=== Task requirements ===
1 > In the piece about unconventional holiday movies, what two criteria can qualify a movie for the Friday list?
2 > Reproduce the passage from the piece about unconventional holiday movies starting at "But sometimes it's" and ending at "posting a comment.".

=== Extracted text ===
□ □ □

Friday List: Five unconventional holiday movies

By Jen Chaney

Nothing says Christmas like Jake Gyllenhaal in a Santa hat. (Universal)

Like so much about the yuletide season, when it comes to our Christmas movies, we tend to fall back on tradition. Hence, at some point in December, we feel obligated to sit down and watch one or all of the following: "It's a Wonderful Life," "A Christmas Story," "Miracle on 34th Street," "National Lampoon's Christmas Vacation" and/or "Elf."

And hey, there's nothing wrong with that. I also feel like something is amiss if I haven't spent time with George Bailey or Ralphie Parker before the holidays are over.

But sometimes it's nice to mix it up. Which is why, five years ago, I wrote this list of unconventional holiday movies to watch on DVD. That first list led to a second list, then morphed into an annual little Washington Post tradition of its own. This year's rundown of 10 unconventional holiday movies -- the fifth -- appears online and in today's Weekend section of the Post.

With five years of Christmas flicks under my belt, this seemed like a good time to devote a Friday list to five of my favorite unconventional holiday movies from the past half-decade's worth of lists. The criteria for making the cut: each movie must either be set during the fa-la-la season or include at least one memorable Christmas scene. Of course, there are still plenty more that haven't made my lists, so feel free to chime in with your favorites by posting a comment.

□ □ □

=== Recorded data ===
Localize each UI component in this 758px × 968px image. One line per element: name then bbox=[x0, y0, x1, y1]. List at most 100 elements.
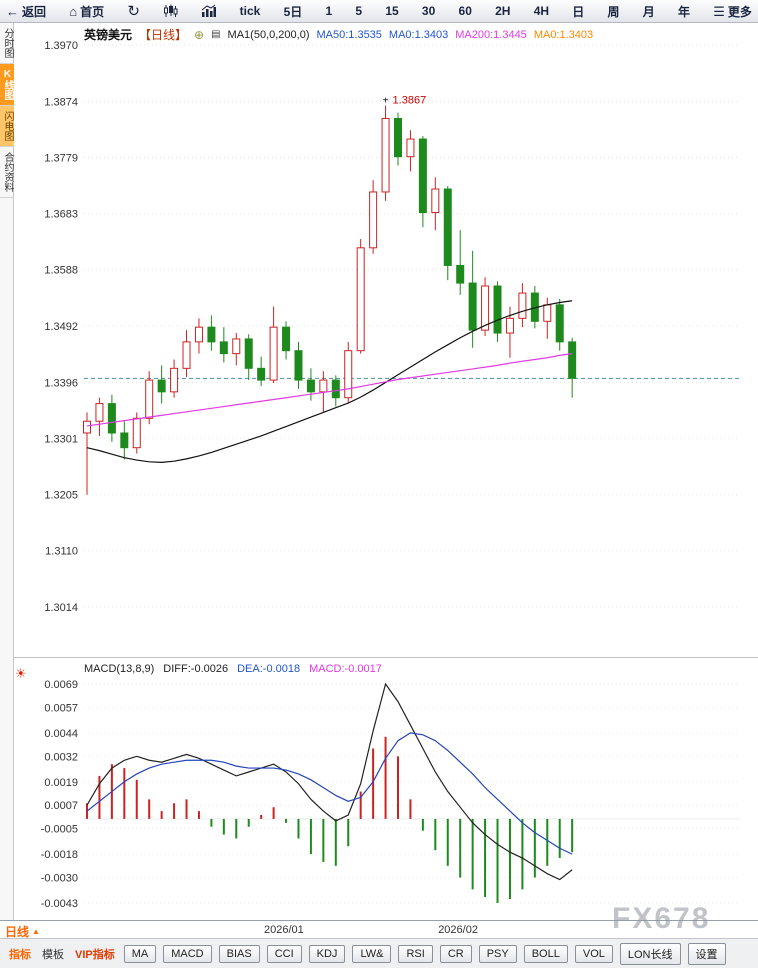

□ □ □

=== Expected results ===
1 > It must either be set during the holiday season or include at least one memorable Christmas scene.

2 >
But sometimes it's nice to mix it up. Which is why, five years ago, I wrote this list of unconventional holiday movies to watch on DVD. That first list led to a second list, then morphed into an annual little Washington Post tradition of its own. This year's rundown of 10 unconventional holiday movies -- the fifth -- appears online and in today's Weekend section of the Post.

With five years of Christmas flicks under my belt, this seemed like a good time to devote a Friday list to five of my favorite unconventional holiday movies from the past half-decade's worth of lists. The criteria for making the cut: each movie must either be set during the fa-la-la season or include at least one memorable Christmas scene. Of course, there are still plenty more that haven't made my lists, so feel free to chime in with your favorites by posting a comment.